Page element annotations>
>> start
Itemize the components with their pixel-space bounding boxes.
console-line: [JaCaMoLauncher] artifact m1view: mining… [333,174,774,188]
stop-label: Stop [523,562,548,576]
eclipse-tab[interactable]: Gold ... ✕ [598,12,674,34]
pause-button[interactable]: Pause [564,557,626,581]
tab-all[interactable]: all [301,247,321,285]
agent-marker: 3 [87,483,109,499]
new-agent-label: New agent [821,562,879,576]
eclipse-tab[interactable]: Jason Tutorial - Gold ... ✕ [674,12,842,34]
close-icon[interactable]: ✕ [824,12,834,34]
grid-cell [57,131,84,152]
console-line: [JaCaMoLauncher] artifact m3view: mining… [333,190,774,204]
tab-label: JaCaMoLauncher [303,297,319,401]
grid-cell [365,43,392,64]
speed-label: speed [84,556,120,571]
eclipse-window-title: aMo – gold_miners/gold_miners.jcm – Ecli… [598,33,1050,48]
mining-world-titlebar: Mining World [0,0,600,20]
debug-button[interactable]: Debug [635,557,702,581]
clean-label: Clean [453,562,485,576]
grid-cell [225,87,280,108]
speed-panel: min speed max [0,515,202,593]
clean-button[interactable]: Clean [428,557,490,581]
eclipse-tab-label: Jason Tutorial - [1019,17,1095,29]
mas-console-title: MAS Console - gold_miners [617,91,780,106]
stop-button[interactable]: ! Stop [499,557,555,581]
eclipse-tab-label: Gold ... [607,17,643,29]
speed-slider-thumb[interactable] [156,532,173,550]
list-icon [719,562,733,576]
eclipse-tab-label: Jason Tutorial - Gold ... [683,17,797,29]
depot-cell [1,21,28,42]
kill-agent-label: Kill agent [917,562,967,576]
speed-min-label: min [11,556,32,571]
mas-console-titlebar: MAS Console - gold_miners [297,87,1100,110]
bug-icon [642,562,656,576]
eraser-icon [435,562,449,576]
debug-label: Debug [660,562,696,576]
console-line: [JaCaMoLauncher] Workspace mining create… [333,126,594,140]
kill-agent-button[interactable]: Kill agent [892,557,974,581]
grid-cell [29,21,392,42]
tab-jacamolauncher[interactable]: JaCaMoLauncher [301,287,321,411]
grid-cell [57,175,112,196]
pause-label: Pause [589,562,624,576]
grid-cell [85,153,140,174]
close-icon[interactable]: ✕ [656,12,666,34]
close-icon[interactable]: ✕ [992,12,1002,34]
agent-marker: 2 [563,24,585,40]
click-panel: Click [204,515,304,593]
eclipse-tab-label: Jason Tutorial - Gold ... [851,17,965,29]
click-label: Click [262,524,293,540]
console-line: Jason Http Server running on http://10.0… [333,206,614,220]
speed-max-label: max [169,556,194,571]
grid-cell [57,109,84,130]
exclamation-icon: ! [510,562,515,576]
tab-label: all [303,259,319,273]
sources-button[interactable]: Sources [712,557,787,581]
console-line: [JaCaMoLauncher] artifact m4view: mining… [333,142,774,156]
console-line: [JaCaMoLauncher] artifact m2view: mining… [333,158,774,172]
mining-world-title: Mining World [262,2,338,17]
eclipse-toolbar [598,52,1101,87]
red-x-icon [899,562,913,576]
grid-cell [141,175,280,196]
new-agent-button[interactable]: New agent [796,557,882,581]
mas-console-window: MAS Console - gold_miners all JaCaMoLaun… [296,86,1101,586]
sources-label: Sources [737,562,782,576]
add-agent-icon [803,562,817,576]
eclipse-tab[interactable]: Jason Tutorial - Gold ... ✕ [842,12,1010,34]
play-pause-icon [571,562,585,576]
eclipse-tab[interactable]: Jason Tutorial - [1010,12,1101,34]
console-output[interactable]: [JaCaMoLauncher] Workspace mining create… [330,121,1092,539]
>> end
Written exercise> Count the lines of the records that contain the string "marker", and give only the number.

Exercise response> 2